State how many lines of the entries include the string "Resources", please, leaving out everything but the number.

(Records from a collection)
--------------------------------

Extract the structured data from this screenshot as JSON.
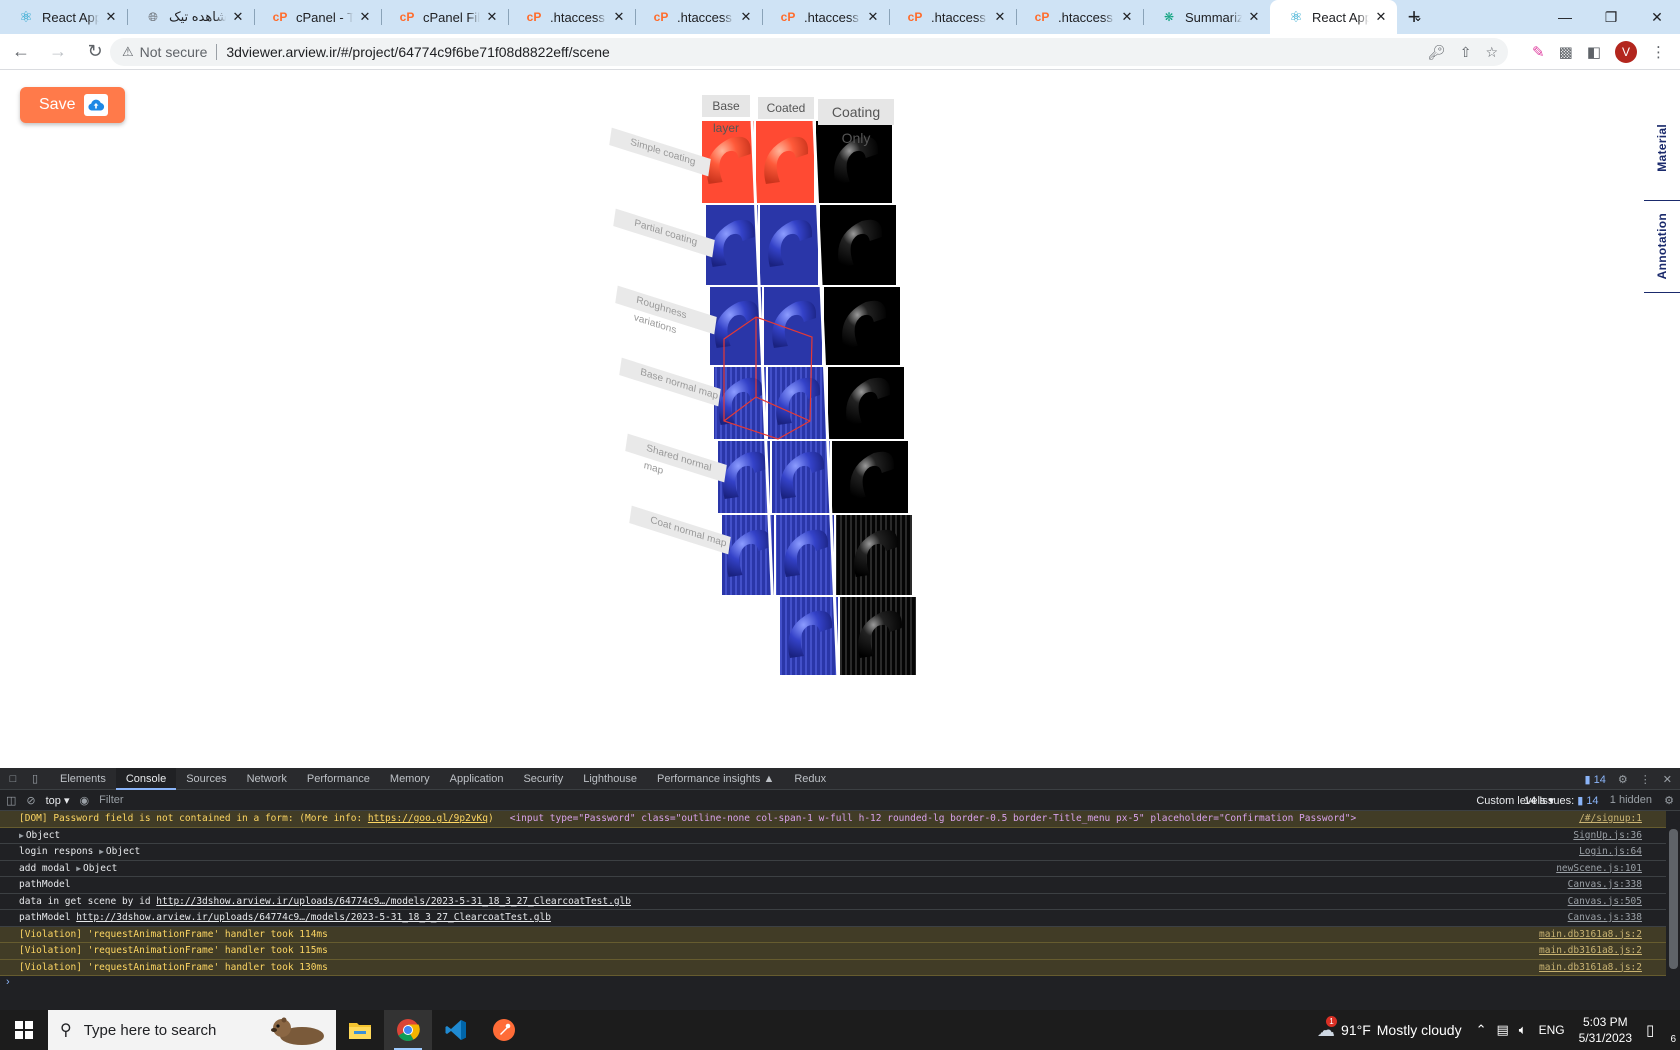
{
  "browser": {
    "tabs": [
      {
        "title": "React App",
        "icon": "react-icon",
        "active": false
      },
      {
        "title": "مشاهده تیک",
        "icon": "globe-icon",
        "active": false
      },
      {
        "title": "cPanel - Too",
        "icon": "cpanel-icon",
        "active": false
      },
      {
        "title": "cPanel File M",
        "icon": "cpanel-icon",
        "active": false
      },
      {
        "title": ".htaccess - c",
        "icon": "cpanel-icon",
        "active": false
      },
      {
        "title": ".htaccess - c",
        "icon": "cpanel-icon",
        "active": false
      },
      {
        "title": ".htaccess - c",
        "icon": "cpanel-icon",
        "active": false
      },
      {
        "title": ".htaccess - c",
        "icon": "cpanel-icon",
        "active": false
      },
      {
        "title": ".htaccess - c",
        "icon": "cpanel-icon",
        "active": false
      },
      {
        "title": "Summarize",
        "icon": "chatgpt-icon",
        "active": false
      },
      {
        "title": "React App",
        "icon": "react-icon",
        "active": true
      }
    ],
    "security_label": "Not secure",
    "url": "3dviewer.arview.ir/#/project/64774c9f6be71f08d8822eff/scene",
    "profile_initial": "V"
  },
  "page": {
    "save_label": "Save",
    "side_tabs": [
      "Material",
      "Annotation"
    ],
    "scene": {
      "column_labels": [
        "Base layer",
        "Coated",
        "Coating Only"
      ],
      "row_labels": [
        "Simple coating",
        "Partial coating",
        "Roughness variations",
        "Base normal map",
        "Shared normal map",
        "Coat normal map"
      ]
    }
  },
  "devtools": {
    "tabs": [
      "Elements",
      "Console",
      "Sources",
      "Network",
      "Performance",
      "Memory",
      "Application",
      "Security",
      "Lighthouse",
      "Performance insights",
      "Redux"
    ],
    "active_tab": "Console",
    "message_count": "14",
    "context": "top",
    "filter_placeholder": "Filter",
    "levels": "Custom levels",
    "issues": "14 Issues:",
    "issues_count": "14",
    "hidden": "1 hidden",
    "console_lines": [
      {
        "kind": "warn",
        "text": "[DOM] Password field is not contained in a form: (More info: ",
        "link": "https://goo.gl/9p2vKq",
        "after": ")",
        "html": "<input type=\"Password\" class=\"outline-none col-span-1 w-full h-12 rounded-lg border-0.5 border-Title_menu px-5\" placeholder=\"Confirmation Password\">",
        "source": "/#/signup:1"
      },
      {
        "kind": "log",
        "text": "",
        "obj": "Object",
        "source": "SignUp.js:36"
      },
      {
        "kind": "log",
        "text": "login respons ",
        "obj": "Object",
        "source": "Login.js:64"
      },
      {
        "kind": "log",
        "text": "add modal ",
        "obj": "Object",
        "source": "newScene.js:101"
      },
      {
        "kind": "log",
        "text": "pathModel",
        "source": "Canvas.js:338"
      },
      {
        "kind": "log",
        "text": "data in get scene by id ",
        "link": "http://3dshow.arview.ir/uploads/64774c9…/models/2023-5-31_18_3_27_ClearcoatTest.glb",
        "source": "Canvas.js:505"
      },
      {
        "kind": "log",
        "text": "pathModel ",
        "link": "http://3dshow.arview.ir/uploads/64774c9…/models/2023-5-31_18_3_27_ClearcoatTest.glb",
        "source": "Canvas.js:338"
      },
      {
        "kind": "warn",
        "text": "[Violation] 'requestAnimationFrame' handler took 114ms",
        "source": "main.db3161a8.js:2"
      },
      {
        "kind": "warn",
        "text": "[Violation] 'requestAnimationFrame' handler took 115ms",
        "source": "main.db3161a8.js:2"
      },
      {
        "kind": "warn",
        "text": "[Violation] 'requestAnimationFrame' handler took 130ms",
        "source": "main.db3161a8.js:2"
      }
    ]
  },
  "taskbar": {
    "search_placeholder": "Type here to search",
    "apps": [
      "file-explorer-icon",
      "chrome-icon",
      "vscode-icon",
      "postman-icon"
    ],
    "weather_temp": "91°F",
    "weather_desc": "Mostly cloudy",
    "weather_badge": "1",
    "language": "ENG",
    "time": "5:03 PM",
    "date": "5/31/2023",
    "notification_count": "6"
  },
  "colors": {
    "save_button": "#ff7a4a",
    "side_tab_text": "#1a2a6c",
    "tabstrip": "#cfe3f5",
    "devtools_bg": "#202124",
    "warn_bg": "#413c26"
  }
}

--------------------------------

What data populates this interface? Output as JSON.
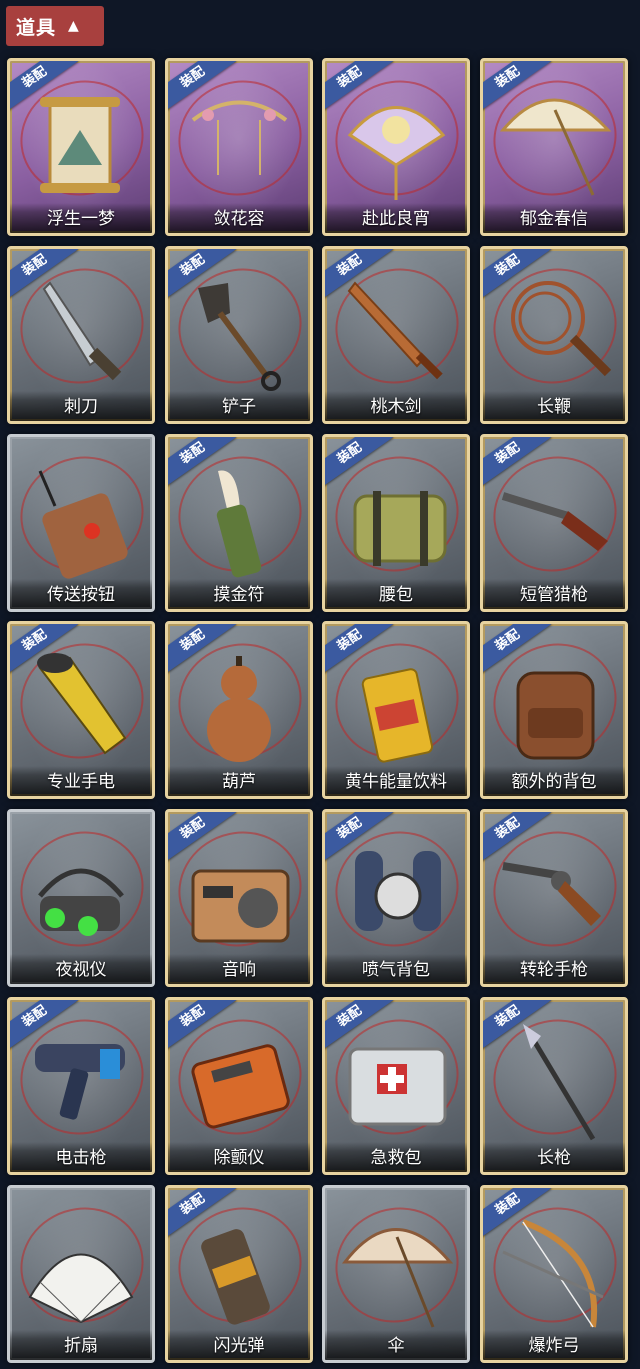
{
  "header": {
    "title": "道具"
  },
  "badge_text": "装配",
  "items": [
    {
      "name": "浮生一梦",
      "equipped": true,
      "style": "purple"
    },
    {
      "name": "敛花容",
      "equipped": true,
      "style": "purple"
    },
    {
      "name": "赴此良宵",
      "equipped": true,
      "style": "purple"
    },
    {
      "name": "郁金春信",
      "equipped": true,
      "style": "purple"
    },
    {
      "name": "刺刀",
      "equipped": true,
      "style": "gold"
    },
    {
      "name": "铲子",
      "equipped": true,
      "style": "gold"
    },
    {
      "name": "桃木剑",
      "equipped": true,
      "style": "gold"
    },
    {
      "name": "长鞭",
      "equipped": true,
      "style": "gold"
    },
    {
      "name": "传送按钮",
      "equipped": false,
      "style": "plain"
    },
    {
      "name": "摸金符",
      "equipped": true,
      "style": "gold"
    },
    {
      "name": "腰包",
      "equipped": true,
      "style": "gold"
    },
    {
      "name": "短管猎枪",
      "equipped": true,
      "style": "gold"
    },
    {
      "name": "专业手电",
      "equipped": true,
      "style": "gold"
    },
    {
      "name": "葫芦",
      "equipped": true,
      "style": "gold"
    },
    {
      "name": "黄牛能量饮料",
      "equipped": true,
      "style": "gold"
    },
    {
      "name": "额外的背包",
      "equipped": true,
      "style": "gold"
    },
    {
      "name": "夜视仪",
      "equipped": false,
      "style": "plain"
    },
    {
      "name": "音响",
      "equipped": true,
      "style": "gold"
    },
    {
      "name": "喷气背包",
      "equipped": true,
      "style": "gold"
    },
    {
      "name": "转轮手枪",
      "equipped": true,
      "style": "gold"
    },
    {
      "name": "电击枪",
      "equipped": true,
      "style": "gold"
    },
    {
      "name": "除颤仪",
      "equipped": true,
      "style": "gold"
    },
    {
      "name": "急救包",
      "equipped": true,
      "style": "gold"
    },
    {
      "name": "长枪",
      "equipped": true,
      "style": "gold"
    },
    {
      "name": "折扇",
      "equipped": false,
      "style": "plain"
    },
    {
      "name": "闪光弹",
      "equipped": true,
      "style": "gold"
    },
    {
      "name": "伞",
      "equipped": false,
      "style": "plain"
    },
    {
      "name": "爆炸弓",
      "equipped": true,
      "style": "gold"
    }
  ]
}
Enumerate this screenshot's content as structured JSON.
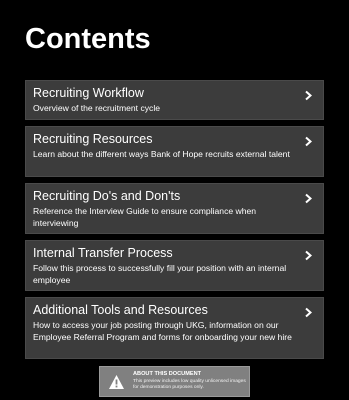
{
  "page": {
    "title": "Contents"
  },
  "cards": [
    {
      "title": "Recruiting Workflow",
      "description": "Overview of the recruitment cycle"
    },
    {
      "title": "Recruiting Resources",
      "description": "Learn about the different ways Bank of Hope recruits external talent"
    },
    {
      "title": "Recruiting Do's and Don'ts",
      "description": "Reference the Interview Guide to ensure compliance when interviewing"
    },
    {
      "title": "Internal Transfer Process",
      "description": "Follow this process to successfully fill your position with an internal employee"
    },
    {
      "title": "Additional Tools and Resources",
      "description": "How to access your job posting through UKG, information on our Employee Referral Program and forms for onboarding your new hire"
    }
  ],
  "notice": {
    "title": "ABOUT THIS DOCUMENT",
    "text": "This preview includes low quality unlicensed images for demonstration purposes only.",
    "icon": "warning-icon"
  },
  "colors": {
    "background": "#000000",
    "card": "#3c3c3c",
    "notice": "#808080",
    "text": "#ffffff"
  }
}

--------------------------------

## WORKED ANSWER
2